## Data excerpts
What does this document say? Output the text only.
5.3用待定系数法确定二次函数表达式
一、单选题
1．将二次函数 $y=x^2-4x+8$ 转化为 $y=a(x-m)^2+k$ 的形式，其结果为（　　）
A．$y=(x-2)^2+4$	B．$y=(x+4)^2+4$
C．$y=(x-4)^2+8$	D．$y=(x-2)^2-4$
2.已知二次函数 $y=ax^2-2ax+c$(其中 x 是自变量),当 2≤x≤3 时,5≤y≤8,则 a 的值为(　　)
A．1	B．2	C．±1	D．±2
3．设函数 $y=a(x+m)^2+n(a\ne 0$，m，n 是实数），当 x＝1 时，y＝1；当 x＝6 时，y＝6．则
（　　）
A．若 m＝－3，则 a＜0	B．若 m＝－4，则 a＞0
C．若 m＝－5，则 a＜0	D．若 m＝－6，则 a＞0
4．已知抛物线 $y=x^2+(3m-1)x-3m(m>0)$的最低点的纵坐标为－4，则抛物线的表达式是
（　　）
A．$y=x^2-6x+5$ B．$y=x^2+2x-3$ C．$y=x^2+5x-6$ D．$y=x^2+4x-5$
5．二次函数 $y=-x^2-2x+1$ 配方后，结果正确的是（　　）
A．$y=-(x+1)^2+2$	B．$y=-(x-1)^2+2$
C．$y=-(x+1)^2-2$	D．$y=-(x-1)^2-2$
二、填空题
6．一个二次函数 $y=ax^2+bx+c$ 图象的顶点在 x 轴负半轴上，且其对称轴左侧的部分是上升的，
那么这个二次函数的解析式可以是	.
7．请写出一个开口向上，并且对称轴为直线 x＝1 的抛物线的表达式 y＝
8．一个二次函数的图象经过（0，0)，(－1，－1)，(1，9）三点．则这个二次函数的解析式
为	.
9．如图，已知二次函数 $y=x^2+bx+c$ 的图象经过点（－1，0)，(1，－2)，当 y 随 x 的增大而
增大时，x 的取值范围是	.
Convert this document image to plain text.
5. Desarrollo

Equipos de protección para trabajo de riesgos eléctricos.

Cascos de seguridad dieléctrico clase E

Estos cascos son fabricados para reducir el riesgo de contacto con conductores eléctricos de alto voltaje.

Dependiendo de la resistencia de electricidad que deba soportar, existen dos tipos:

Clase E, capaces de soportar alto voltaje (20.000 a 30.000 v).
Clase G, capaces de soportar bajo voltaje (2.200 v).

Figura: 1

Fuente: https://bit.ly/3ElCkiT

## EXERCISE DESCRIPTION
Print nothing but the lines from the line with "Convert this document image to plain text." to the last line of the records above. Both of those lines count.

## THE RESPONSE
Convert this document image to plain text.
5. Desarrollo

Equipos de protección para trabajo de riesgos eléctricos.

Cascos de seguridad dieléctrico clase E

Estos cascos son fabricados para reducir el riesgo de contacto con conductores eléctricos de alto voltaje.

Dependiendo de la resistencia de electricidad que deba soportar, existen dos tipos:

Clase E, capaces de soportar alto voltaje (20.000 a 30.000 v).
Clase G, capaces de soportar bajo voltaje (2.200 v).

Figura: 1

Fuente: https://bit.ly/3ElCkiT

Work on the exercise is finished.